Problem:
Look for the word "Portfolio" in the entries below, then copy every line that has it.

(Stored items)
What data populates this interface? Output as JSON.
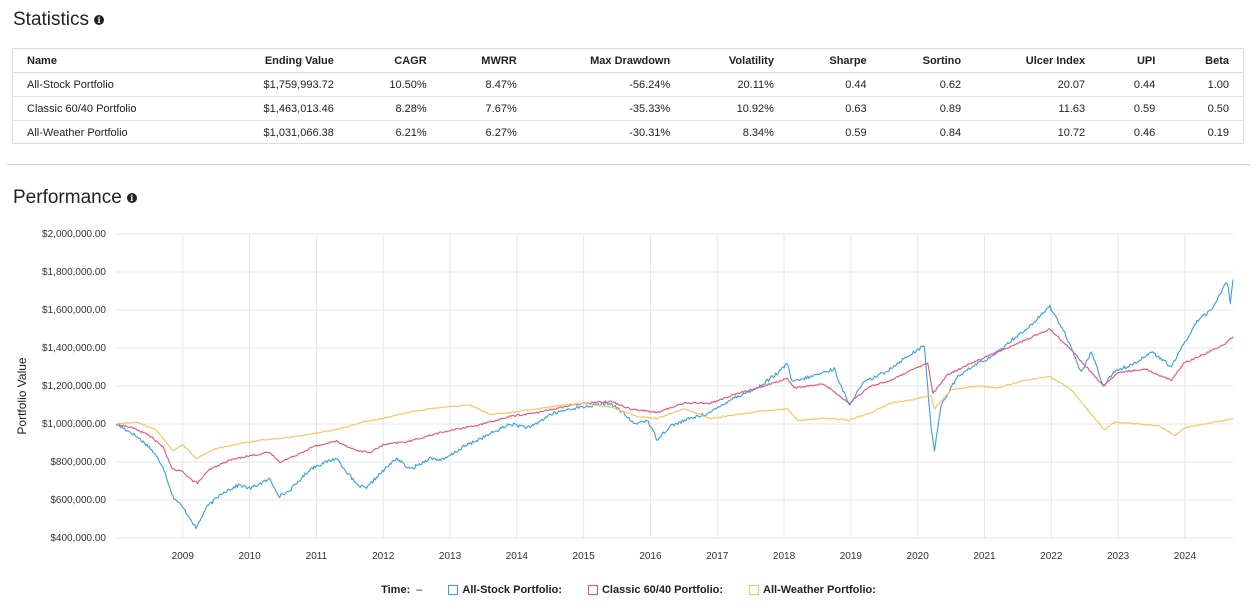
{
  "statistics": {
    "title": "Statistics",
    "columns": [
      "Name",
      "Ending Value",
      "CAGR",
      "MWRR",
      "Max Drawdown",
      "Volatility",
      "Sharpe",
      "Sortino",
      "Ulcer Index",
      "UPI",
      "Beta"
    ],
    "rows": [
      {
        "name": "All-Stock Portfolio",
        "ending_value": "$1,759,993.72",
        "cagr": "10.50%",
        "mwrr": "8.47%",
        "max_drawdown": "-56.24%",
        "volatility": "20.11%",
        "sharpe": "0.44",
        "sortino": "0.62",
        "ulcer_index": "20.07",
        "upi": "0.44",
        "beta": "1.00"
      },
      {
        "name": "Classic 60/40 Portfolio",
        "ending_value": "$1,463,013.46",
        "cagr": "8.28%",
        "mwrr": "7.67%",
        "max_drawdown": "-35.33%",
        "volatility": "10.92%",
        "sharpe": "0.63",
        "sortino": "0.89",
        "ulcer_index": "11.63",
        "upi": "0.59",
        "beta": "0.50"
      },
      {
        "name": "All-Weather Portfolio",
        "ending_value": "$1,031,066.38",
        "cagr": "6.21%",
        "mwrr": "6.27%",
        "max_drawdown": "-30.31%",
        "volatility": "8.34%",
        "sharpe": "0.59",
        "sortino": "0.84",
        "ulcer_index": "10.72",
        "upi": "0.46",
        "beta": "0.19"
      }
    ]
  },
  "performance": {
    "title": "Performance",
    "legend": {
      "time_label": "Time:",
      "time_value": "–"
    }
  },
  "chart_data": {
    "type": "line",
    "title": "Performance",
    "xlabel": "",
    "ylabel": "Portfolio Value",
    "xlim": [
      2008.0,
      2024.72
    ],
    "ylim": [
      400000,
      2000000
    ],
    "x_ticks": [
      2009,
      2010,
      2011,
      2012,
      2013,
      2014,
      2015,
      2016,
      2017,
      2018,
      2019,
      2020,
      2021,
      2022,
      2023,
      2024
    ],
    "y_ticks": [
      {
        "value": 400000,
        "label": "$400,000.00"
      },
      {
        "value": 600000,
        "label": "$600,000.00"
      },
      {
        "value": 800000,
        "label": "$800,000.00"
      },
      {
        "value": 1000000,
        "label": "$1,000,000.00"
      },
      {
        "value": 1200000,
        "label": "$1,200,000.00"
      },
      {
        "value": 1400000,
        "label": "$1,400,000.00"
      },
      {
        "value": 1600000,
        "label": "$1,600,000.00"
      },
      {
        "value": 1800000,
        "label": "$1,800,000.00"
      },
      {
        "value": 2000000,
        "label": "$2,000,000.00"
      }
    ],
    "grid": true,
    "legend_position": "bottom",
    "series": [
      {
        "name": "All-Stock Portfolio",
        "legend_label": "All-Stock Portfolio:",
        "color": "#3a9fdf",
        "points": [
          [
            2008.0,
            1000000
          ],
          [
            2008.25,
            950000
          ],
          [
            2008.5,
            880000
          ],
          [
            2008.7,
            780000
          ],
          [
            2008.85,
            620000
          ],
          [
            2009.0,
            560000
          ],
          [
            2009.12,
            500000
          ],
          [
            2009.2,
            450000
          ],
          [
            2009.35,
            560000
          ],
          [
            2009.6,
            640000
          ],
          [
            2009.85,
            680000
          ],
          [
            2010.0,
            660000
          ],
          [
            2010.3,
            710000
          ],
          [
            2010.45,
            620000
          ],
          [
            2010.6,
            650000
          ],
          [
            2010.9,
            760000
          ],
          [
            2011.0,
            780000
          ],
          [
            2011.3,
            820000
          ],
          [
            2011.6,
            680000
          ],
          [
            2011.75,
            660000
          ],
          [
            2011.9,
            720000
          ],
          [
            2012.2,
            820000
          ],
          [
            2012.4,
            760000
          ],
          [
            2012.7,
            820000
          ],
          [
            2012.9,
            810000
          ],
          [
            2013.2,
            880000
          ],
          [
            2013.5,
            930000
          ],
          [
            2013.9,
            1000000
          ],
          [
            2014.2,
            980000
          ],
          [
            2014.5,
            1050000
          ],
          [
            2014.8,
            1080000
          ],
          [
            2015.0,
            1090000
          ],
          [
            2015.4,
            1110000
          ],
          [
            2015.62,
            1050000
          ],
          [
            2015.75,
            1000000
          ],
          [
            2015.95,
            1020000
          ],
          [
            2016.1,
            920000
          ],
          [
            2016.3,
            990000
          ],
          [
            2016.6,
            1030000
          ],
          [
            2016.9,
            1060000
          ],
          [
            2017.2,
            1130000
          ],
          [
            2017.6,
            1190000
          ],
          [
            2017.95,
            1280000
          ],
          [
            2018.05,
            1320000
          ],
          [
            2018.12,
            1220000
          ],
          [
            2018.5,
            1260000
          ],
          [
            2018.75,
            1290000
          ],
          [
            2018.97,
            1100000
          ],
          [
            2019.2,
            1220000
          ],
          [
            2019.5,
            1270000
          ],
          [
            2019.9,
            1370000
          ],
          [
            2020.1,
            1410000
          ],
          [
            2020.2,
            980000
          ],
          [
            2020.25,
            860000
          ],
          [
            2020.35,
            1100000
          ],
          [
            2020.6,
            1250000
          ],
          [
            2020.9,
            1320000
          ],
          [
            2021.1,
            1350000
          ],
          [
            2021.4,
            1440000
          ],
          [
            2021.7,
            1520000
          ],
          [
            2021.98,
            1620000
          ],
          [
            2022.2,
            1480000
          ],
          [
            2022.45,
            1270000
          ],
          [
            2022.6,
            1380000
          ],
          [
            2022.78,
            1200000
          ],
          [
            2022.95,
            1280000
          ],
          [
            2023.2,
            1310000
          ],
          [
            2023.5,
            1380000
          ],
          [
            2023.8,
            1300000
          ],
          [
            2023.98,
            1420000
          ],
          [
            2024.2,
            1550000
          ],
          [
            2024.4,
            1600000
          ],
          [
            2024.55,
            1700000
          ],
          [
            2024.63,
            1750000
          ],
          [
            2024.68,
            1640000
          ],
          [
            2024.72,
            1760000
          ]
        ]
      },
      {
        "name": "Classic 60/40 Portfolio",
        "legend_label": "Classic 60/40 Portfolio:",
        "color": "#e8527a",
        "points": [
          [
            2008.0,
            1000000
          ],
          [
            2008.25,
            980000
          ],
          [
            2008.5,
            940000
          ],
          [
            2008.7,
            880000
          ],
          [
            2008.85,
            760000
          ],
          [
            2009.0,
            750000
          ],
          [
            2009.15,
            700000
          ],
          [
            2009.22,
            690000
          ],
          [
            2009.4,
            760000
          ],
          [
            2009.7,
            810000
          ],
          [
            2009.95,
            830000
          ],
          [
            2010.3,
            850000
          ],
          [
            2010.45,
            800000
          ],
          [
            2010.6,
            820000
          ],
          [
            2010.95,
            880000
          ],
          [
            2011.3,
            910000
          ],
          [
            2011.6,
            860000
          ],
          [
            2011.8,
            850000
          ],
          [
            2012.0,
            890000
          ],
          [
            2012.4,
            910000
          ],
          [
            2012.8,
            950000
          ],
          [
            2013.2,
            980000
          ],
          [
            2013.5,
            1000000
          ],
          [
            2013.9,
            1040000
          ],
          [
            2014.3,
            1060000
          ],
          [
            2014.7,
            1090000
          ],
          [
            2015.0,
            1110000
          ],
          [
            2015.4,
            1120000
          ],
          [
            2015.7,
            1080000
          ],
          [
            2016.1,
            1060000
          ],
          [
            2016.5,
            1110000
          ],
          [
            2016.9,
            1110000
          ],
          [
            2017.3,
            1160000
          ],
          [
            2017.7,
            1200000
          ],
          [
            2018.05,
            1240000
          ],
          [
            2018.15,
            1190000
          ],
          [
            2018.6,
            1210000
          ],
          [
            2018.97,
            1110000
          ],
          [
            2019.3,
            1200000
          ],
          [
            2019.6,
            1230000
          ],
          [
            2019.95,
            1290000
          ],
          [
            2020.15,
            1320000
          ],
          [
            2020.23,
            1160000
          ],
          [
            2020.45,
            1260000
          ],
          [
            2020.8,
            1320000
          ],
          [
            2021.2,
            1380000
          ],
          [
            2021.6,
            1440000
          ],
          [
            2021.98,
            1500000
          ],
          [
            2022.3,
            1390000
          ],
          [
            2022.5,
            1310000
          ],
          [
            2022.78,
            1200000
          ],
          [
            2023.0,
            1270000
          ],
          [
            2023.4,
            1290000
          ],
          [
            2023.8,
            1230000
          ],
          [
            2023.98,
            1320000
          ],
          [
            2024.3,
            1370000
          ],
          [
            2024.6,
            1420000
          ],
          [
            2024.72,
            1460000
          ]
        ]
      },
      {
        "name": "All-Weather Portfolio",
        "legend_label": "All-Weather Portfolio:",
        "color": "#f5c35a",
        "points": [
          [
            2008.0,
            1000000
          ],
          [
            2008.3,
            1010000
          ],
          [
            2008.6,
            970000
          ],
          [
            2008.85,
            860000
          ],
          [
            2009.0,
            890000
          ],
          [
            2009.2,
            820000
          ],
          [
            2009.5,
            870000
          ],
          [
            2009.9,
            900000
          ],
          [
            2010.3,
            920000
          ],
          [
            2010.6,
            930000
          ],
          [
            2010.95,
            950000
          ],
          [
            2011.3,
            970000
          ],
          [
            2011.7,
            1010000
          ],
          [
            2012.0,
            1030000
          ],
          [
            2012.5,
            1070000
          ],
          [
            2012.9,
            1090000
          ],
          [
            2013.3,
            1100000
          ],
          [
            2013.6,
            1050000
          ],
          [
            2013.9,
            1060000
          ],
          [
            2014.3,
            1080000
          ],
          [
            2014.7,
            1100000
          ],
          [
            2015.0,
            1110000
          ],
          [
            2015.4,
            1090000
          ],
          [
            2015.8,
            1040000
          ],
          [
            2016.1,
            1030000
          ],
          [
            2016.5,
            1080000
          ],
          [
            2016.9,
            1030000
          ],
          [
            2017.3,
            1050000
          ],
          [
            2017.7,
            1070000
          ],
          [
            2018.05,
            1080000
          ],
          [
            2018.2,
            1020000
          ],
          [
            2018.6,
            1030000
          ],
          [
            2018.97,
            1020000
          ],
          [
            2019.3,
            1060000
          ],
          [
            2019.6,
            1110000
          ],
          [
            2019.95,
            1130000
          ],
          [
            2020.2,
            1150000
          ],
          [
            2020.25,
            1080000
          ],
          [
            2020.5,
            1180000
          ],
          [
            2020.9,
            1200000
          ],
          [
            2021.2,
            1190000
          ],
          [
            2021.6,
            1230000
          ],
          [
            2021.98,
            1250000
          ],
          [
            2022.3,
            1180000
          ],
          [
            2022.6,
            1050000
          ],
          [
            2022.8,
            970000
          ],
          [
            2022.95,
            1010000
          ],
          [
            2023.3,
            1000000
          ],
          [
            2023.6,
            990000
          ],
          [
            2023.85,
            940000
          ],
          [
            2024.0,
            980000
          ],
          [
            2024.3,
            1000000
          ],
          [
            2024.6,
            1020000
          ],
          [
            2024.72,
            1030000
          ]
        ]
      }
    ]
  }
}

Written reply:
        "name": "All-Stock Portfolio",
        "name": "Classic 60/40 Portfolio",
        "name": "All-Weather Portfolio",
    "ylabel": "Portfolio Value",
        "name": "All-Stock Portfolio",
        "legend_label": "All-Stock Portfolio:",
        "name": "Classic 60/40 Portfolio",
        "legend_label": "Classic 60/40 Portfolio:",
        "name": "All-Weather Portfolio",
        "legend_label": "All-Weather Portfolio:",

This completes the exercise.